#### Exercise input ####

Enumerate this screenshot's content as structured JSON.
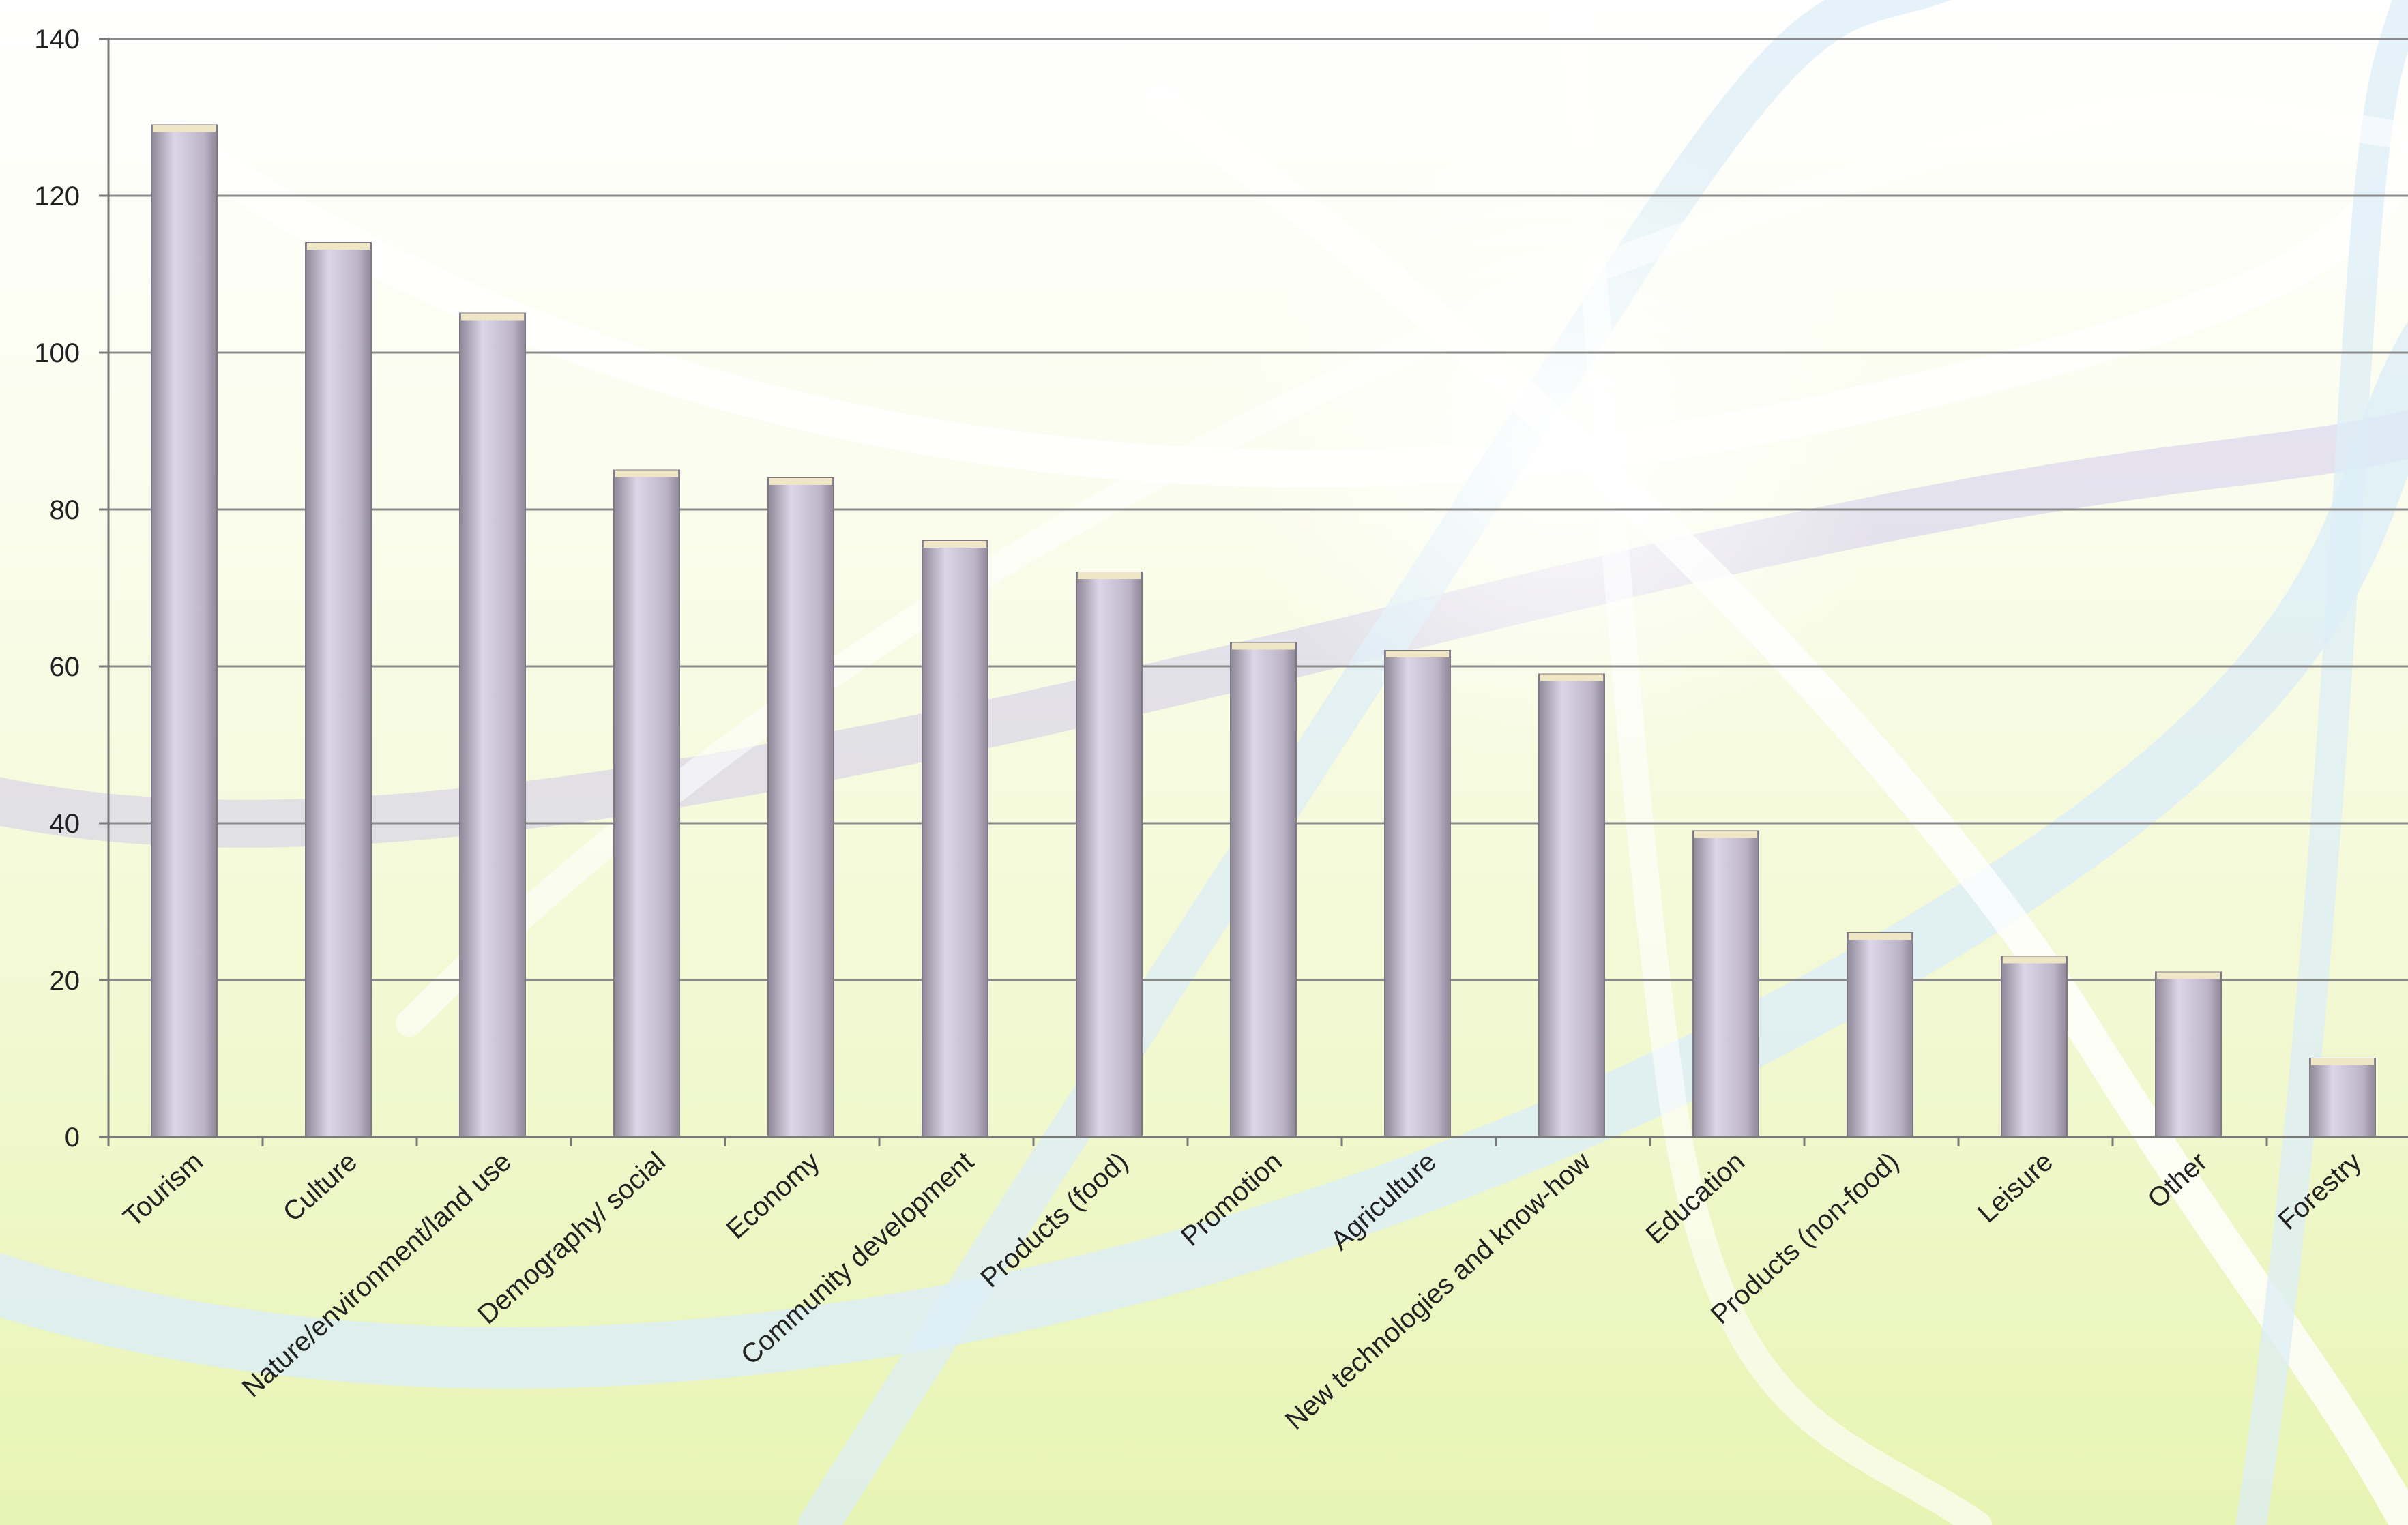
{
  "chart_data": {
    "type": "bar",
    "title": "",
    "xlabel": "",
    "ylabel": "",
    "ylim": [
      0,
      140
    ],
    "yticks": [
      0,
      20,
      40,
      60,
      80,
      100,
      120,
      140
    ],
    "grid": true,
    "legend": "none",
    "categories": [
      "Tourism",
      "Culture",
      "Nature/environment/land use",
      "Demography/ social",
      "Economy",
      "Community development",
      "Products (food)",
      "Promotion",
      "Agriculture",
      "New technologies and know-how",
      "Education",
      "Products (non-food)",
      "Leisure",
      "Other",
      "Forestry"
    ],
    "values": [
      129,
      114,
      105,
      85,
      84,
      76,
      72,
      63,
      62,
      59,
      39,
      26,
      23,
      21,
      10
    ],
    "colors": {
      "bar_light": "#dcd6e8",
      "bar_mid": "#bdb4c8",
      "bar_dark": "#8f8898",
      "bar_top": "#efe6c6",
      "grid": "#8a8a8a",
      "axis": "#7a7a7a",
      "text": "#222222",
      "swirl_white": "#ffffff",
      "swirl_blue": "#dceef7",
      "swirl_purple": "#c9c2ee"
    }
  }
}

####

Goal:
Can the entries above be repeated exactly, without their pictures?

Task output:
Enumerate this screenshot's content as structured JSON.
{
  "chart_data": {
    "type": "bar",
    "title": "",
    "xlabel": "",
    "ylabel": "",
    "ylim": [
      0,
      140
    ],
    "yticks": [
      0,
      20,
      40,
      60,
      80,
      100,
      120,
      140
    ],
    "grid": true,
    "legend": "none",
    "categories": [
      "Tourism",
      "Culture",
      "Nature/environment/land use",
      "Demography/ social",
      "Economy",
      "Community development",
      "Products (food)",
      "Promotion",
      "Agriculture",
      "New technologies and know-how",
      "Education",
      "Products (non-food)",
      "Leisure",
      "Other",
      "Forestry"
    ],
    "values": [
      129,
      114,
      105,
      85,
      84,
      76,
      72,
      63,
      62,
      59,
      39,
      26,
      23,
      21,
      10
    ],
    "colors": {
      "bar_light": "#dcd6e8",
      "bar_mid": "#bdb4c8",
      "bar_dark": "#8f8898",
      "bar_top": "#efe6c6",
      "grid": "#8a8a8a",
      "axis": "#7a7a7a",
      "text": "#222222",
      "swirl_white": "#ffffff",
      "swirl_blue": "#dceef7",
      "swirl_purple": "#c9c2ee"
    }
  }
}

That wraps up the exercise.